# [YOUR TASK]
Write out all the material exactly. Leave nothing out.

# [THE DATA]
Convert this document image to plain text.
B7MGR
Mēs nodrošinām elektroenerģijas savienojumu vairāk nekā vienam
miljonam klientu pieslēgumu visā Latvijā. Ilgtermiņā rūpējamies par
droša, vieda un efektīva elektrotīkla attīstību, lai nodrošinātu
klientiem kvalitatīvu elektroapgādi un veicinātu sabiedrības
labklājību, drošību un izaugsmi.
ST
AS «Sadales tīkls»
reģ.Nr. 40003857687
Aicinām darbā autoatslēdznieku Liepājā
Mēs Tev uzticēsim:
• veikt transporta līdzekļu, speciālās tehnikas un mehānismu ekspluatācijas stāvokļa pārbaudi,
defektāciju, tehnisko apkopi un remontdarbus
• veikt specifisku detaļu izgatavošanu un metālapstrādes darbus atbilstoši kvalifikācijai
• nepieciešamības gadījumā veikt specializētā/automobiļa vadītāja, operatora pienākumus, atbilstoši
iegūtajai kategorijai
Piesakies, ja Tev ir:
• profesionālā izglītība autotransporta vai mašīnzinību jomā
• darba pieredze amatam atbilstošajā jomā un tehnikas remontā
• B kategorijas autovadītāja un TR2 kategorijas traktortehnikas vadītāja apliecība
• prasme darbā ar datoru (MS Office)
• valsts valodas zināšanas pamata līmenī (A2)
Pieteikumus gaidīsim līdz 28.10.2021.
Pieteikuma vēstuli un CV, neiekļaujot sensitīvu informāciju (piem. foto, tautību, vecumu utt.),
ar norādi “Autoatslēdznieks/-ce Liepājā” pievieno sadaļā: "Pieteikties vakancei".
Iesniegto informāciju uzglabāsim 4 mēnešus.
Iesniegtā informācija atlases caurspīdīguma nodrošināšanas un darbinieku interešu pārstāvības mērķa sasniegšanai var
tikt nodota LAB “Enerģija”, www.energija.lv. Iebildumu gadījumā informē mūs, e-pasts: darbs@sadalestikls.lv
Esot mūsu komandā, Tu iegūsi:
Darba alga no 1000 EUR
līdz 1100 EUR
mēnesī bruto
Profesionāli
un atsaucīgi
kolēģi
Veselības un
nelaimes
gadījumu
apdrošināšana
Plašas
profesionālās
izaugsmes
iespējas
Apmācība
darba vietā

# [RESPONSE TO THE EXERCISE]
Convert this document image to plain text.
B7MGR
Mēs nodrošinām elektroenerģijas savienojumu vairāk nekā vienam
miljonam klientu pieslēgumu visā Latvijā. Ilgtermiņā rūpējamies par
droša, vieda un efektīva elektrotīkla attīstību, lai nodrošinātu
klientiem kvalitatīvu elektroapgādi un veicinātu sabiedrības
labklājību, drošību un izaugsmi.
ST
AS «Sadales tīkls»
reģ.Nr. 40003857687
Aicinām darbā autoatslēdznieku Liepājā
Mēs Tev uzticēsim:
• veikt transporta līdzekļu, speciālās tehnikas un mehānismu ekspluatācijas stāvokļa pārbaudi,
defektāciju, tehnisko apkopi un remontdarbus
• veikt specifisku detaļu izgatavošanu un metālapstrādes darbus atbilstoši kvalifikācijai
• nepieciešamības gadījumā veikt specializētā/automobiļa vadītāja, operatora pienākumus, atbilstoši
iegūtajai kategorijai
Piesakies, ja Tev ir:
• profesionālā izglītība autotransporta vai mašīnzinību jomā
• darba pieredze amatam atbilstošajā jomā un tehnikas remontā
• B kategorijas autovadītāja un TR2 kategorijas traktortehnikas vadītāja apliecība
• prasme darbā ar datoru (MS Office)
• valsts valodas zināšanas pamata līmenī (A2)
Pieteikumus gaidīsim līdz 28.10.2021.
Pieteikuma vēstuli un CV, neiekļaujot sensitīvu informāciju (piem. foto, tautību, vecumu utt.),
ar norādi “Autoatslēdznieks/-ce Liepājā” pievieno sadaļā: "Pieteikties vakancei".
Iesniegto informāciju uzglabāsim 4 mēnešus.
Iesniegtā informācija atlases caurspīdīguma nodrošināšanas un darbinieku interešu pārstāvības mērķa sasniegšanai var
tikt nodota LAB “Enerģija”, www.energija.lv. Iebildumu gadījumā informē mūs, e-pasts: darbs@sadalestikls.lv
Esot mūsu komandā, Tu iegūsi:
Darba alga no 1000 EUR
līdz 1100 EUR
mēnesī bruto
Profesionāli
un atsaucīgi
kolēģi
Veselības un
nelaimes
gadījumu
apdrošināšana
Plašas
profesionālās
izaugsmes
iespējas
Apmācība
darba vietā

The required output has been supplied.